» What is being asked: Please copy every line of the records below that holds the word "wypisuje".

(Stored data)

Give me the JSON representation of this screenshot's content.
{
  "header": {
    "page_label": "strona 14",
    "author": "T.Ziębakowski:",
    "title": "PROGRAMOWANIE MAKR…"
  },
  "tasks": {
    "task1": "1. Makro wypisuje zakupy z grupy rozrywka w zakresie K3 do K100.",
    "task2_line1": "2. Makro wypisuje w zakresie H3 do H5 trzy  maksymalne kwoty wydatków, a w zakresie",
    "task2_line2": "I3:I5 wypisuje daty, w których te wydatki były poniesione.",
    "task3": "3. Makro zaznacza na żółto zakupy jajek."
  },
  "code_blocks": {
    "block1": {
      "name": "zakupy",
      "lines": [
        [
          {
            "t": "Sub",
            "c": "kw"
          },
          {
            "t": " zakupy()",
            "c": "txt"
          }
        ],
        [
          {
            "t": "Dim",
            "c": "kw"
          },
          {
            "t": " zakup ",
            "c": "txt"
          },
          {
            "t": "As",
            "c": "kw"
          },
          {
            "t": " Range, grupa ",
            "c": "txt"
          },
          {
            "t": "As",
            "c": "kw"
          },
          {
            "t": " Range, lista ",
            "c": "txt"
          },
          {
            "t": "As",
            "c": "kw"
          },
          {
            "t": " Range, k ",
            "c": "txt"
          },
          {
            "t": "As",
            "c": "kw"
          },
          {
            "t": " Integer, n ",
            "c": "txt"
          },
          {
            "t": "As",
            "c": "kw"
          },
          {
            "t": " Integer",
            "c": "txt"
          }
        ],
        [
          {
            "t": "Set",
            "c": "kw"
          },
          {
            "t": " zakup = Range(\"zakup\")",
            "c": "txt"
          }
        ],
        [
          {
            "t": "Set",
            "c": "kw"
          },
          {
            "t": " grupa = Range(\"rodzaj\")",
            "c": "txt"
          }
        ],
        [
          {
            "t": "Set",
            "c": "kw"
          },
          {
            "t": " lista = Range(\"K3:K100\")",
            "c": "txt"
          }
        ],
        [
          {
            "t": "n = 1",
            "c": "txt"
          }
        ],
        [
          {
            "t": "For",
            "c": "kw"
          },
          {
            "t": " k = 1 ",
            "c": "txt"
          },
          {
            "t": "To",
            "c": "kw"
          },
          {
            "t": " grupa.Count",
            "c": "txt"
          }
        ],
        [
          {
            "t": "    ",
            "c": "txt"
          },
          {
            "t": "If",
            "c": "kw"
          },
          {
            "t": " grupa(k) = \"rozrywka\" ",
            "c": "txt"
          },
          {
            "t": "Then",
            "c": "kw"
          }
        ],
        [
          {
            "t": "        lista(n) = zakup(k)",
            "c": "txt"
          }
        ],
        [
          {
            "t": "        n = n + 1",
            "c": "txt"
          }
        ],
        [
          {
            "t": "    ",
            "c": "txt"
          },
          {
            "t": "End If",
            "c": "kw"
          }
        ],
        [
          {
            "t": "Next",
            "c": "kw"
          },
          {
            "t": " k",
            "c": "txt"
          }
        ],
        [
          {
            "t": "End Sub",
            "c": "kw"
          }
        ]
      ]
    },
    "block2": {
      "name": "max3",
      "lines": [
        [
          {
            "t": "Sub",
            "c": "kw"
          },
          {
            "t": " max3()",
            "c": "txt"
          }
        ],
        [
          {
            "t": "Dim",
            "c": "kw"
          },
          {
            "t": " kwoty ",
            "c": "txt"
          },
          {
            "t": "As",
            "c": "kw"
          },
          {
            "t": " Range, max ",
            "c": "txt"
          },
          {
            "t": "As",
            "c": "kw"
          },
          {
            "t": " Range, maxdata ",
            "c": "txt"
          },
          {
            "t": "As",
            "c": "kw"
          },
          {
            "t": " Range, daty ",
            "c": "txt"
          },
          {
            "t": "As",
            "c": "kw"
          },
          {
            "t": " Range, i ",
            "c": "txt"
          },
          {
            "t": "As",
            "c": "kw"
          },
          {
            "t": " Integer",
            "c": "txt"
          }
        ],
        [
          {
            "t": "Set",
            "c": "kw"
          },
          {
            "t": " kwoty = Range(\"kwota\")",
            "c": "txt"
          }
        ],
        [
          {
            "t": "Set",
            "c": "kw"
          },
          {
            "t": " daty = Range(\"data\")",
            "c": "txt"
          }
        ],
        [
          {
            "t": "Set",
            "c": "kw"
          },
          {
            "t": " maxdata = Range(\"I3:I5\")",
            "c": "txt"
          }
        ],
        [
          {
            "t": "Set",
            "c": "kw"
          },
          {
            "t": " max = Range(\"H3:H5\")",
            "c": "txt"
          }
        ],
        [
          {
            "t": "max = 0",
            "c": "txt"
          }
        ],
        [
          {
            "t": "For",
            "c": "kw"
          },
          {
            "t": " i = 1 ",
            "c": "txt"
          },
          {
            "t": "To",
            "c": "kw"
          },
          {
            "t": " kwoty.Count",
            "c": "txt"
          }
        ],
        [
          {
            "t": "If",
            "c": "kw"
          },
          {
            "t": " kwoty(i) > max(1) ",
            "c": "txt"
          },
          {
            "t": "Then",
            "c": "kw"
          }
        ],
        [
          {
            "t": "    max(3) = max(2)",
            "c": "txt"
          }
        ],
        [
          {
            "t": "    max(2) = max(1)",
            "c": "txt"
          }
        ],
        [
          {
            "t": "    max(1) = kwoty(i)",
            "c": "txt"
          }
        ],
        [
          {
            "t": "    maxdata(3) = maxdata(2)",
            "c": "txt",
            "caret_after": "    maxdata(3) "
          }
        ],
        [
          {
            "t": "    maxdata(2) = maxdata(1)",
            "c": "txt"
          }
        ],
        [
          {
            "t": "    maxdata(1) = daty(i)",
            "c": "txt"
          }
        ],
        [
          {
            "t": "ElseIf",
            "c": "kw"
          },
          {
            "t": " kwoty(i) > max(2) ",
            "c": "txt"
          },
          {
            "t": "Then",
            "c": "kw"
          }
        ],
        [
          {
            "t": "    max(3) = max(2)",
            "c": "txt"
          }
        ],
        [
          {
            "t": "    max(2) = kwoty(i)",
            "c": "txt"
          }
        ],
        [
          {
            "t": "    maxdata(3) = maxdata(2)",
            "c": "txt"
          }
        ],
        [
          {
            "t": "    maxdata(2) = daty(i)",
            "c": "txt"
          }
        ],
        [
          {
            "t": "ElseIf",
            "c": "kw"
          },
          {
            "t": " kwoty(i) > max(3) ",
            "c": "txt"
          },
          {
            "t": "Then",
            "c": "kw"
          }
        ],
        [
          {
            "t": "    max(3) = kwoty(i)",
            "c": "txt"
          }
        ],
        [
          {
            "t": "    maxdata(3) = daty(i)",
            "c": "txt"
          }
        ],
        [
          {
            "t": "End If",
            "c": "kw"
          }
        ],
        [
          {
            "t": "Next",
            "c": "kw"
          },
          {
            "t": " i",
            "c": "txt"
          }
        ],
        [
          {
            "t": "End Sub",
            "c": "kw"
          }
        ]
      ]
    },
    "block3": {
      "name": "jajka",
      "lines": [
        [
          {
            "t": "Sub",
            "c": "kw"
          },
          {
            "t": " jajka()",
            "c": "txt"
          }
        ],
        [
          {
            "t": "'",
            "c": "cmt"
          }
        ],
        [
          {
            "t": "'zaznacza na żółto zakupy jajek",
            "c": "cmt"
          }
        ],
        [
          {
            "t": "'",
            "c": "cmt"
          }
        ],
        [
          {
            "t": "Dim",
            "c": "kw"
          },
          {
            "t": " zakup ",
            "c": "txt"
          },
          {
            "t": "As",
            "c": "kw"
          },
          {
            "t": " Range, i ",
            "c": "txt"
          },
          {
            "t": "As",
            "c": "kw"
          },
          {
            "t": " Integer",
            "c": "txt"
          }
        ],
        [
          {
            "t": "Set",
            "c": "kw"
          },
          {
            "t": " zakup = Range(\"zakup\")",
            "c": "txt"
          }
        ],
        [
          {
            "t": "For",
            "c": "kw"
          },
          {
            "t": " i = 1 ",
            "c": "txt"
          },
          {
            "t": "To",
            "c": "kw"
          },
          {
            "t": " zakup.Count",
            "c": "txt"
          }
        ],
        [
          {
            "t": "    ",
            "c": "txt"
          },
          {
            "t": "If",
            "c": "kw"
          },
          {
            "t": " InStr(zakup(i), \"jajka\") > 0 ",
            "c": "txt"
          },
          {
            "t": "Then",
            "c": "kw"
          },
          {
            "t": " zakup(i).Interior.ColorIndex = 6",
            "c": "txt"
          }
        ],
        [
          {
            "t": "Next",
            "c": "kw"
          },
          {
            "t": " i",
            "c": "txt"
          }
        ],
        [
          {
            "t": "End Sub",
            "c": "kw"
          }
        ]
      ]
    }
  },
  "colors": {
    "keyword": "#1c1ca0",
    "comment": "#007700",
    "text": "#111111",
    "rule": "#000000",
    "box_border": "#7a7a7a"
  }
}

» Answer to the task:
    "task1": "1. Makro wypisuje zakupy z grupy rozrywka w zakresie K3 do K100.",
    "task2_line1": "2. Makro wypisuje w zakresie H3 do H5 trzy  maksymalne kwoty wydatków, a w zakresie",
    "task2_line2": "I3:I5 wypisuje daty, w których te wydatki były poniesione.",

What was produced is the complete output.